- _AIM OF THE EXERCISE_
Copy every record exactly, and keep the pictures out.

- _RECORDS TO USE_
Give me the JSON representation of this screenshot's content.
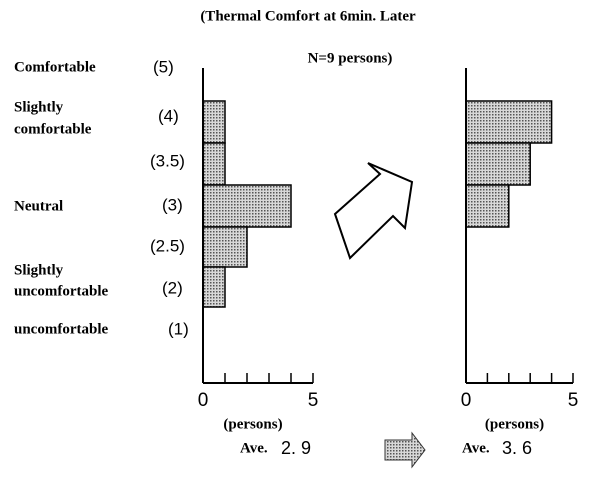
{
  "chart_data": [
    {
      "type": "bar",
      "categories": [
        "(5)",
        "(4)",
        "(3.5)",
        "(3)",
        "(2.5)",
        "(2)",
        "(1)"
      ],
      "category_labels": [
        [
          "Comfortable"
        ],
        [
          "Slightly",
          "comfortable"
        ],
        null,
        [
          "Neutral"
        ],
        null,
        [
          "Slightly",
          "uncomfortable"
        ],
        [
          "uncomfortable"
        ]
      ],
      "values": [
        0,
        1,
        1,
        4,
        2,
        1,
        0
      ],
      "color": "#a8a8a8",
      "xlim": [
        0,
        5
      ],
      "xticks": [
        0,
        5
      ],
      "xminor": [
        1,
        2,
        3,
        4
      ],
      "xlabel": "(persons)",
      "average_prefix": "Ave.",
      "average": 2.9,
      "average_label": "2. 9"
    },
    {
      "type": "bar",
      "title": [
        "(Thermal Comfort at 6min. Later",
        "N=9 persons)"
      ],
      "values": [
        0,
        4,
        3,
        2,
        0,
        0,
        0
      ],
      "color": "#a8a8a8",
      "xlim": [
        0,
        5
      ],
      "xticks": [
        0,
        5
      ],
      "xminor": [
        1,
        2,
        3,
        4
      ],
      "xlabel": "(persons)",
      "average_prefix": "Ave.",
      "average": 3.6,
      "average_label": "3. 6"
    }
  ]
}
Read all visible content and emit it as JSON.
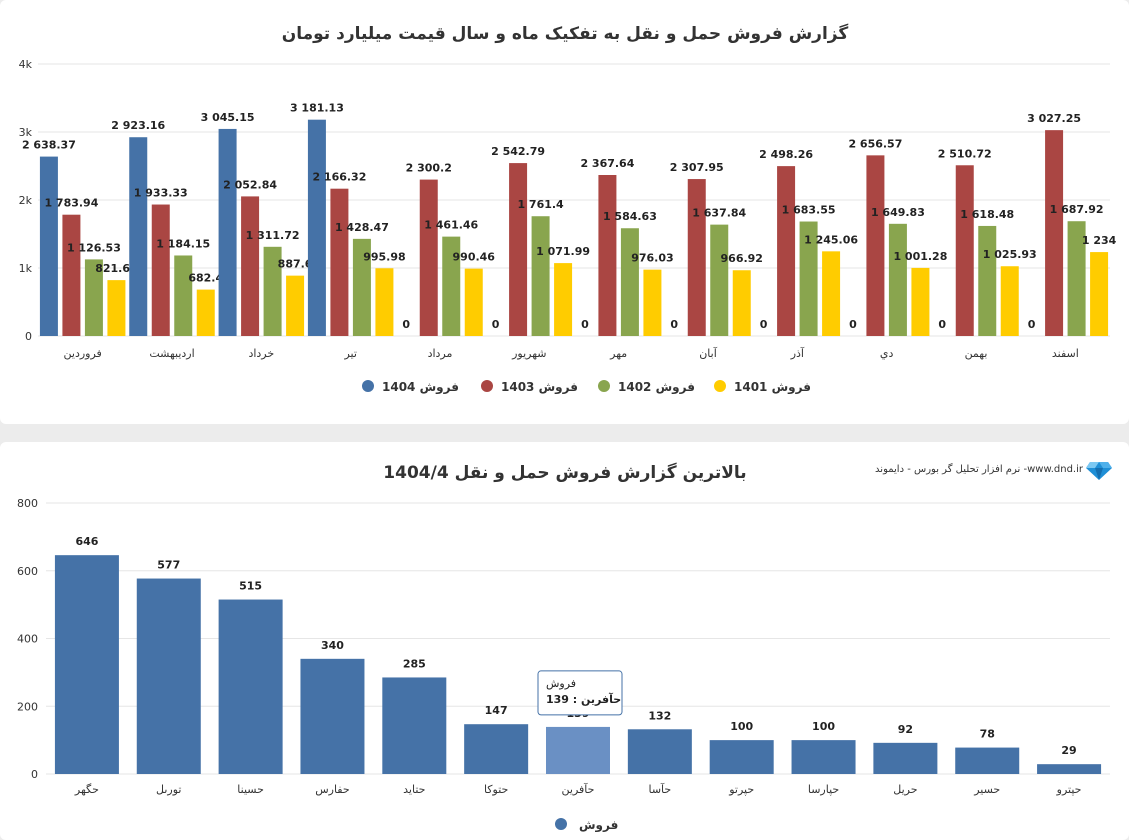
{
  "chart_data": [
    {
      "type": "bar",
      "title": "گزارش فروش حمل و نقل به تفکیک ماه و سال قیمت میلیارد تومان",
      "categories": [
        "فروردين",
        "ارديبهشت",
        "خرداد",
        "تير",
        "مرداد",
        "شهريور",
        "مهر",
        "آبان",
        "آذر",
        "دي",
        "بهمن",
        "اسفند"
      ],
      "ylim": [
        0,
        4000
      ],
      "yticks": [
        0,
        1000,
        2000,
        3000,
        4000
      ],
      "ytick_labels": [
        "0",
        "1k",
        "2k",
        "3k",
        "4k"
      ],
      "grid": true,
      "legend_position": "bottom",
      "series": [
        {
          "name": "فروش 1404",
          "color": "#4572a7",
          "values": [
            2638.37,
            2923.16,
            3045.15,
            3181.13,
            0,
            0,
            0,
            0,
            0,
            0,
            0,
            0
          ],
          "labels": [
            "2 638.37",
            "2 923.16",
            "3 045.15",
            "3 181.13",
            "0",
            "0",
            "0",
            "0",
            "0",
            "0",
            "0",
            "0"
          ]
        },
        {
          "name": "فروش 1403",
          "color": "#aa4643",
          "values": [
            1783.94,
            1933.33,
            2052.84,
            2166.32,
            2300.2,
            2542.79,
            2367.64,
            2307.95,
            2498.26,
            2656.57,
            2510.72,
            3027.25
          ],
          "labels": [
            "1 783.94",
            "1 933.33",
            "2 052.84",
            "2 166.32",
            "2 300.2",
            "2 542.79",
            "2 367.64",
            "2 307.95",
            "2 498.26",
            "2 656.57",
            "2 510.72",
            "3 027.25"
          ]
        },
        {
          "name": "فروش 1402",
          "color": "#89a54e",
          "values": [
            1126.53,
            1184.15,
            1311.72,
            1428.47,
            1461.46,
            1761.4,
            1584.63,
            1637.84,
            1683.55,
            1649.83,
            1618.48,
            1687.92
          ],
          "labels": [
            "1 126.53",
            "1 184.15",
            "1 311.72",
            "1 428.47",
            "1 461.46",
            "1 761.4",
            "1 584.63",
            "1 637.84",
            "1 683.55",
            "1 649.83",
            "1 618.48",
            "1 687.92"
          ]
        },
        {
          "name": "فروش 1401",
          "color": "#ffcc00",
          "values": [
            821.67,
            682.4,
            887.6,
            995.98,
            990.46,
            1071.99,
            976.03,
            966.92,
            1245.06,
            1001.28,
            1025.93,
            1234
          ],
          "labels": [
            "821.67",
            "682.4",
            "887.6",
            "995.98",
            "990.46",
            "1 071.99",
            "976.03",
            "966.92",
            "1 245.06",
            "1 001.28",
            "1 025.93",
            "1 234"
          ]
        }
      ]
    },
    {
      "type": "bar",
      "title": "بالاترین گزارش فروش حمل و نقل 1404/4",
      "credit": "نرم افزار تحلیل گر بورس - دایموند -www.dnd.ir",
      "categories": [
        "حگهر",
        "تورىل",
        "حسينا",
        "حفارس",
        "حتايد",
        "حتوكا",
        "حآفرين",
        "حآسا",
        "حپرتو",
        "حپارسا",
        "حريل",
        "حسير",
        "حپترو"
      ],
      "values": [
        646,
        577,
        515,
        340,
        285,
        147,
        139,
        132,
        100,
        100,
        92,
        78,
        29
      ],
      "ylim": [
        0,
        800
      ],
      "yticks": [
        0,
        200,
        400,
        600,
        800
      ],
      "grid": true,
      "legend_position": "bottom",
      "series_name": "فروش",
      "color": "#4572a7",
      "highlight_color": "#6a90c4",
      "tooltip": {
        "series": "فروش",
        "text": "حآفرين : 139",
        "category_index": 6
      }
    }
  ]
}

- _PROBLEM SOLUTION_
Give me the JSON representation of this screenshot's content.
{
  "chart_data": [
    {
      "type": "bar",
      "categories": [
        "(5)",
        "(4)",
        "(3.5)",
        "(3)",
        "(2.5)",
        "(2)",
        "(1)"
      ],
      "category_labels": [
        [
          "Comfortable"
        ],
        [
          "Slightly",
          "comfortable"
        ],
        null,
        [
          "Neutral"
        ],
        null,
        [
          "Slightly",
          "uncomfortable"
        ],
        [
          "uncomfortable"
        ]
      ],
      "values": [
        0,
        1,
        1,
        4,
        2,
        1,
        0
      ],
      "color": "#a8a8a8",
      "xlim": [
        0,
        5
      ],
      "xticks": [
        0,
        5
      ],
      "xminor": [
        1,
        2,
        3,
        4
      ],
      "xlabel": "(persons)",
      "average_prefix": "Ave.",
      "average": 2.9,
      "average_label": "2. 9"
    },
    {
      "type": "bar",
      "title": [
        "(Thermal Comfort at 6min. Later",
        "N=9 persons)"
      ],
      "values": [
        0,
        4,
        3,
        2,
        0,
        0,
        0
      ],
      "color": "#a8a8a8",
      "xlim": [
        0,
        5
      ],
      "xticks": [
        0,
        5
      ],
      "xminor": [
        1,
        2,
        3,
        4
      ],
      "xlabel": "(persons)",
      "average_prefix": "Ave.",
      "average": 3.6,
      "average_label": "3. 6"
    }
  ]
}
Read all visible content and emit it as JSON.
{
  "chart_data": [
    {
      "type": "bar",
      "title": "گزارش فروش حمل و نقل به تفکیک ماه و سال قیمت میلیارد تومان",
      "categories": [
        "فروردين",
        "ارديبهشت",
        "خرداد",
        "تير",
        "مرداد",
        "شهريور",
        "مهر",
        "آبان",
        "آذر",
        "دي",
        "بهمن",
        "اسفند"
      ],
      "ylim": [
        0,
        4000
      ],
      "yticks": [
        0,
        1000,
        2000,
        3000,
        4000
      ],
      "ytick_labels": [
        "0",
        "1k",
        "2k",
        "3k",
        "4k"
      ],
      "grid": true,
      "legend_position": "bottom",
      "series": [
        {
          "name": "فروش 1404",
          "color": "#4572a7",
          "values": [
            2638.37,
            2923.16,
            3045.15,
            3181.13,
            0,
            0,
            0,
            0,
            0,
            0,
            0,
            0
          ],
          "labels": [
            "2 638.37",
            "2 923.16",
            "3 045.15",
            "3 181.13",
            "0",
            "0",
            "0",
            "0",
            "0",
            "0",
            "0",
            "0"
          ]
        },
        {
          "name": "فروش 1403",
          "color": "#aa4643",
          "values": [
            1783.94,
            1933.33,
            2052.84,
            2166.32,
            2300.2,
            2542.79,
            2367.64,
            2307.95,
            2498.26,
            2656.57,
            2510.72,
            3027.25
          ],
          "labels": [
            "1 783.94",
            "1 933.33",
            "2 052.84",
            "2 166.32",
            "2 300.2",
            "2 542.79",
            "2 367.64",
            "2 307.95",
            "2 498.26",
            "2 656.57",
            "2 510.72",
            "3 027.25"
          ]
        },
        {
          "name": "فروش 1402",
          "color": "#89a54e",
          "values": [
            1126.53,
            1184.15,
            1311.72,
            1428.47,
            1461.46,
            1761.4,
            1584.63,
            1637.84,
            1683.55,
            1649.83,
            1618.48,
            1687.92
          ],
          "labels": [
            "1 126.53",
            "1 184.15",
            "1 311.72",
            "1 428.47",
            "1 461.46",
            "1 761.4",
            "1 584.63",
            "1 637.84",
            "1 683.55",
            "1 649.83",
            "1 618.48",
            "1 687.92"
          ]
        },
        {
          "name": "فروش 1401",
          "color": "#ffcc00",
          "values": [
            821.67,
            682.4,
            887.6,
            995.98,
            990.46,
            1071.99,
            976.03,
            966.92,
            1245.06,
            1001.28,
            1025.93,
            1234
          ],
          "labels": [
            "821.67",
            "682.4",
            "887.6",
            "995.98",
            "990.46",
            "1 071.99",
            "976.03",
            "966.92",
            "1 245.06",
            "1 001.28",
            "1 025.93",
            "1 234"
          ]
        }
      ]
    },
    {
      "type": "bar",
      "title": "بالاترین گزارش فروش حمل و نقل 1404/4",
      "credit": "نرم افزار تحلیل گر بورس - دایموند -www.dnd.ir",
      "categories": [
        "حگهر",
        "تورىل",
        "حسينا",
        "حفارس",
        "حتايد",
        "حتوكا",
        "حآفرين",
        "حآسا",
        "حپرتو",
        "حپارسا",
        "حريل",
        "حسير",
        "حپترو"
      ],
      "values": [
        646,
        577,
        515,
        340,
        285,
        147,
        139,
        132,
        100,
        100,
        92,
        78,
        29
      ],
      "ylim": [
        0,
        800
      ],
      "yticks": [
        0,
        200,
        400,
        600,
        800
      ],
      "grid": true,
      "legend_position": "bottom",
      "series_name": "فروش",
      "color": "#4572a7",
      "highlight_color": "#6a90c4",
      "tooltip": {
        "series": "فروش",
        "text": "حآفرين : 139",
        "category_index": 6
      }
    }
  ]
}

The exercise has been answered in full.